▶ **Required task A**
Translate this sentence from the Iron Maiden concert review into Spanish: "Live each day to the best that it can be lived, because the world doesn’t care about the houses, cars, iPads and record collections when it comes calling for you."
▶ **Required task B**
In the Iron Maiden concert review, which album does "Wasted Years" come from?
▶ **Required task C**
Write the next part of the Iron Maiden concert review, picking up after its final sentence.

The encore kicked off with “The Number of the Beast”, then “Blood Brothers” from the “Brave New World” album released in 2000 and the set finished off with “Wasted Years” from the “Somewhere in Time” album released in 1986.

I’m coming back I will return
And I’ll possess your body and I’ll make you burn

Metal music was known as “The Beast” in the 80’s, because it possessed our bodies and minds. And when the establishments thought it was dead and buried, a bigger beast in Grunge, Industrial, Metalcore, NuMetal, Death Metal, Black Metal all came forth, until Metal music returned once again.

Bruce made special mention that the audience and Iron Maiden are “Blood Brothers” and how in the audience he is seeing parents with children and so forth. At this time I got a lot of high fives from people around me, that I had the balls to bring my children to the show. So without any surprises, the Steve Harris penned “Blood Brothers” was up.

Maybe all the things that you know that are precious to you
Could be swept away by fate’s own hand

Live each day to the best that it can be lived, because the world doesn’t care about the houses, cars, iPads and record collections when it comes calling for you.

Finally the big one and the favourite of my eldest son, the Adrian Smith penned “Wasted Years”. I always associated this song as another “Turn The Page”, “Home Sweet Home” and “Wanted Dead Or Alive”. And it’s also a love song.

(Rows from a layout dataset)
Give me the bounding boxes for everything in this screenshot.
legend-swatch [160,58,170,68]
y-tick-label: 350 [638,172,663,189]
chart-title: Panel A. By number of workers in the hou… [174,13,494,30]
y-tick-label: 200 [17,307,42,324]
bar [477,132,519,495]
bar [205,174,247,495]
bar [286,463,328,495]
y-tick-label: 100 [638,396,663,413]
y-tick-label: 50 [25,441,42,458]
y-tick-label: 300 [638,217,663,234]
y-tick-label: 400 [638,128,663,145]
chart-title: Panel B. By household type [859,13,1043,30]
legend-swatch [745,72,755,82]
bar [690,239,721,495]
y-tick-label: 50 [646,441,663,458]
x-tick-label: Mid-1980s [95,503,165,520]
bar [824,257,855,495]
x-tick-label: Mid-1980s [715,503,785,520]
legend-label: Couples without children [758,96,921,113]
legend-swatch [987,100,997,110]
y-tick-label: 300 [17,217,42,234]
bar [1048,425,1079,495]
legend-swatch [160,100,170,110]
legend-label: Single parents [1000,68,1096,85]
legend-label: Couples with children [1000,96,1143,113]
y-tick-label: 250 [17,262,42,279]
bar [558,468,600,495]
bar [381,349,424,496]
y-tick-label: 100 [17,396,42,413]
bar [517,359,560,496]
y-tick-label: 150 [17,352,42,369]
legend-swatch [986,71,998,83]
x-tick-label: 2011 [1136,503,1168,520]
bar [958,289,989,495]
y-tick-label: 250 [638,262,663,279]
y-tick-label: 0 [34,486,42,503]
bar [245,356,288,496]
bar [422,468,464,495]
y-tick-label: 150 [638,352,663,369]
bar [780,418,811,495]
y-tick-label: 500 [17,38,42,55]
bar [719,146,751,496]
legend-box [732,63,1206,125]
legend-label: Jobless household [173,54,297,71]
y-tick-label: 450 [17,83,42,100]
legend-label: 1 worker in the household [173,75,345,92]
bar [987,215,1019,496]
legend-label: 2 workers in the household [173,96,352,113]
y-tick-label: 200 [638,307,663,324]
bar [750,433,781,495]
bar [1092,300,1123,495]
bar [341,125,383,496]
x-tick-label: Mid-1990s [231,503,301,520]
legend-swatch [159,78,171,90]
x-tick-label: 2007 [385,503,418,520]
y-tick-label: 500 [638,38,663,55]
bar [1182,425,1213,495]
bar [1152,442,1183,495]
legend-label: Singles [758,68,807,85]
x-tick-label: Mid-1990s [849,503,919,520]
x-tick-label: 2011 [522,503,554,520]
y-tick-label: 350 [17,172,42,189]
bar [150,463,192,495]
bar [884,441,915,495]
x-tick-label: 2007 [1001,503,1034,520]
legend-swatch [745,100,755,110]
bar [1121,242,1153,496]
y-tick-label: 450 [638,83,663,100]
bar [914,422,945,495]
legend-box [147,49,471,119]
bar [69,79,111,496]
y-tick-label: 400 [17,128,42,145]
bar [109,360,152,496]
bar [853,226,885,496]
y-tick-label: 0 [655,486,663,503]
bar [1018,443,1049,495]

▶ **Exercise output A**
Vive cada día de la mejor manera en que pueda vivirse, porque al mundo no le importan las casas, los coches, los iPads ni las colecciones de discos cuando viene a buscarte.

▶ **Exercise output B**
The "Somewhere in Time" album, released in 1986.

▶ **Exercise output C**
The guitar intro is legendary and Adrian Smith as a songwriter has contributed to a lot of “classics” from the Maiden 80’s era. I would call him the unsung hero of Iron Maiden.

I close my eyes, and think of home
Another city goes by in the night
Ain’t it funny how it is, you never miss it ’til it’s gone away
And my heart is lying there and will be ’til my dying day

So Maiden came to Australia. For some reason I feel that it was for the last time. I hope not.

My eldest son, he loved the show and enjoyed it along with me. My middle son, got super tired half way and just kept on yawning. My youngest son fell asleep at the concert by “Tears Of A Clown”. My wife held him the whole time.

What kind of father buys concert tickets for a Friday night show, which is the end of a school week and the start of a sport filled week playing football. We got home at 1am and by 7am we all got up for the morning Saturday games.

Metal all the way.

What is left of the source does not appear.